所给文本
######

基于双向LSTM模型完成文本分类任务

6.4.1 数据处理

IMDB电影评论数据集是一份关于电影评论的经典二分类数据集.IMDB 按照评分的高低筛选出了积极评论和消极评论,如果评分 ≥7≥7,则认为是积极评论;如果评分 ≤4≤4,则认为是消极评论.数据集包含训练集和测试集数据,数量各为 25000 条,每条数据都是一段用户关于某个电影的真实评价,以及观众对这个电影的情感倾向,其目录结构如下所示

  ├── train/
      ├── neg                 # 消极数据  
      ├── pos                 # 积极数据
      ├── unsup               # 无标签数据
  ├── test/
      ├── neg                 # 消极数据
      ├── pos                 # 积极数据
6.4.1.1 数据加载

原始训练集和测试集数据分别25000条,本节将原始的测试集平均分为两份,分别作为验证集和测试集,存放于./dataset目录下。使用如下代码便可以将数据加载至内存:

import os
# 加载数据集
def load_imdb_data(path):
    assert os.path.exists(path)
    trainset, devset, testset = [], [], []
    with open(os.path.join(path, "C:\\Users\\hp\\Desktop\\IMDB\\train.txt"), "r",encoding="utf-8") as fr:
        for line in fr:
            sentence_label, sentence = line.strip().lower().split("\t", maxsplit=1)
            trainset.append((sentence, sentence_label))

    with open(os.path.join(path, "C:\\Users\\hp\\Desktop\\IMDB\\dev.txt"), "r",encoding="utf-8") as fr:
        for line in fr:
            sentence_label, sentence = line.strip().lower().split("\t", maxsplit=1)
            devset.append((sentence, sentence_label))

    with open(os.path.join(path, "C:\\Users\\hp\\Desktop\\IMDB\\test.txt"), "r",encoding="utf-8") as fr:
        for line in fr:
            sentence_label, sentence = line.strip().lower().split("\t", maxsplit=1)
            testset.append((sentence, sentence_label))

    return trainset, devset, testset

# 加载IMDB数据集
train_data, dev_data, test_data = load_imdb_data("./dataset/")

######

任务要求 1
在这篇讲IMDB数据处理的文本里,原始的训练集和测试集各有多少条数据?
下面这些记录跟上面的文本没有关系。

边界框条目
######

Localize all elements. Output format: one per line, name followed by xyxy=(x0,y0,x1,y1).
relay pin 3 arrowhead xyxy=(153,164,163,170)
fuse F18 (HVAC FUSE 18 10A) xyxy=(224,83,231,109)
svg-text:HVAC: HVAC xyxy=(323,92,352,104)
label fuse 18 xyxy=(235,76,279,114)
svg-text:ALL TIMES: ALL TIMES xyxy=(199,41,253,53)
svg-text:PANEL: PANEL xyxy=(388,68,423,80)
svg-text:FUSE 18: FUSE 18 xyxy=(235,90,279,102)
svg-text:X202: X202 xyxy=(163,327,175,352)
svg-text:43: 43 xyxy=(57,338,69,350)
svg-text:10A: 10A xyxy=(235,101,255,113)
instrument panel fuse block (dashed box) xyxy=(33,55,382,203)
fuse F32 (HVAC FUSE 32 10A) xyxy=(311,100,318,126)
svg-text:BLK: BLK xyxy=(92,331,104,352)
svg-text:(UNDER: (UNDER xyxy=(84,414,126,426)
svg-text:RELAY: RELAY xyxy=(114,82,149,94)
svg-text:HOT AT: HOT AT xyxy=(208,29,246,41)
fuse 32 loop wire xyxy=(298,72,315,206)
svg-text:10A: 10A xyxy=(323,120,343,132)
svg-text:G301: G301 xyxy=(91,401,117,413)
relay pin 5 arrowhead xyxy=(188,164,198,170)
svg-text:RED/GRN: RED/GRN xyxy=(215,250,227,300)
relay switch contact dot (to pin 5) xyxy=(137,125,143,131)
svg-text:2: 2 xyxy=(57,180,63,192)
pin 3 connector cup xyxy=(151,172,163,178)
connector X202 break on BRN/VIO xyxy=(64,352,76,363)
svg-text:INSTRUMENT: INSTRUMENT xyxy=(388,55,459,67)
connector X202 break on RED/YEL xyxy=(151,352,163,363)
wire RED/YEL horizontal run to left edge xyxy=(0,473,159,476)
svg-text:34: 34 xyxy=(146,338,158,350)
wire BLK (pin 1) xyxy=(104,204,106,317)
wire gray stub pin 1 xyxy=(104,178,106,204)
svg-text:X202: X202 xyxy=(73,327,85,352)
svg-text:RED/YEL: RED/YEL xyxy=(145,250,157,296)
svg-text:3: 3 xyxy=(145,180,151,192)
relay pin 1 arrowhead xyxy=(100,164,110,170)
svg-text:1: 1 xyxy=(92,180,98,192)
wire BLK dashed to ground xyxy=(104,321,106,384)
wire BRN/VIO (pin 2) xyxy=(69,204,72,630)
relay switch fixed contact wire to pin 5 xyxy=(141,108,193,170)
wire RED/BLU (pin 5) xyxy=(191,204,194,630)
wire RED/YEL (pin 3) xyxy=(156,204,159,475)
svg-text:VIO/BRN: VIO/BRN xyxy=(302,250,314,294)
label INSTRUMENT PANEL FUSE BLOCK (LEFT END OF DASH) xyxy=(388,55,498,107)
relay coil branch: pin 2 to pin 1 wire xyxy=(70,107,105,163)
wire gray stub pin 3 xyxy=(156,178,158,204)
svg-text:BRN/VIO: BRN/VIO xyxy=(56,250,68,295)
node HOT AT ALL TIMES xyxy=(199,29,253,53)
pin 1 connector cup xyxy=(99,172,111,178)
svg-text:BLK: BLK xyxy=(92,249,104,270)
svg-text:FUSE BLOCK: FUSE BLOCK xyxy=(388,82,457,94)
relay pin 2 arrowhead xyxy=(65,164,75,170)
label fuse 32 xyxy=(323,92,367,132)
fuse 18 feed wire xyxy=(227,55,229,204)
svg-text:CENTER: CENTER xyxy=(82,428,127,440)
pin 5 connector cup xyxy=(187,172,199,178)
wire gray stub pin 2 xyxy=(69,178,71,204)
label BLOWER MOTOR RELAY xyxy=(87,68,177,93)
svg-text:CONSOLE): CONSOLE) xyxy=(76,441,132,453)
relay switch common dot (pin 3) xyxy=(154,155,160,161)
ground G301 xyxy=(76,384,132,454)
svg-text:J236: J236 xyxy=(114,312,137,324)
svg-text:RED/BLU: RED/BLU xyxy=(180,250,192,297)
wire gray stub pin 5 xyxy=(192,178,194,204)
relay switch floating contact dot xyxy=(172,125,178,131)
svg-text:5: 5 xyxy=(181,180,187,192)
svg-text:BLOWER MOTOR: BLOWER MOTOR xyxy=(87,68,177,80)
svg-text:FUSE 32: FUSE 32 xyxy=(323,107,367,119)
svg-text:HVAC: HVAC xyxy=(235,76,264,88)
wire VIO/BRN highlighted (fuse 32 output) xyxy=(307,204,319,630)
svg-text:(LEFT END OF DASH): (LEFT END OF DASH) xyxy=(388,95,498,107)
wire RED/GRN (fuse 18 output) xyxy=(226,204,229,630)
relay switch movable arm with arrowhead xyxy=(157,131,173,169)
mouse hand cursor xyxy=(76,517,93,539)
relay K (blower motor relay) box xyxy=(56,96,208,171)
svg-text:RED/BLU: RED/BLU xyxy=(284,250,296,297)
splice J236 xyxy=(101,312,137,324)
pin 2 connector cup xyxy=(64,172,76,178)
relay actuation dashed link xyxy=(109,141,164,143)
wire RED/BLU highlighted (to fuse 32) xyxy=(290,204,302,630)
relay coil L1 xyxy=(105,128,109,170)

######

任务要求 2
把记录从第一行起,到包含“label fuse 18 xyxy=(235,76,279,114)”的那一行为止,原样输出,首尾两行都算在内。

正确答案 1
各有 25000 条。

正确答案 2
Localize all elements. Output format: one per line, name followed by xyxy=(x0,y0,x1,y1).
relay pin 3 arrowhead xyxy=(153,164,163,170)
fuse F18 (HVAC FUSE 18 10A) xyxy=(224,83,231,109)
svg-text:HVAC: HVAC xyxy=(323,92,352,104)
label fuse 18 xyxy=(235,76,279,114)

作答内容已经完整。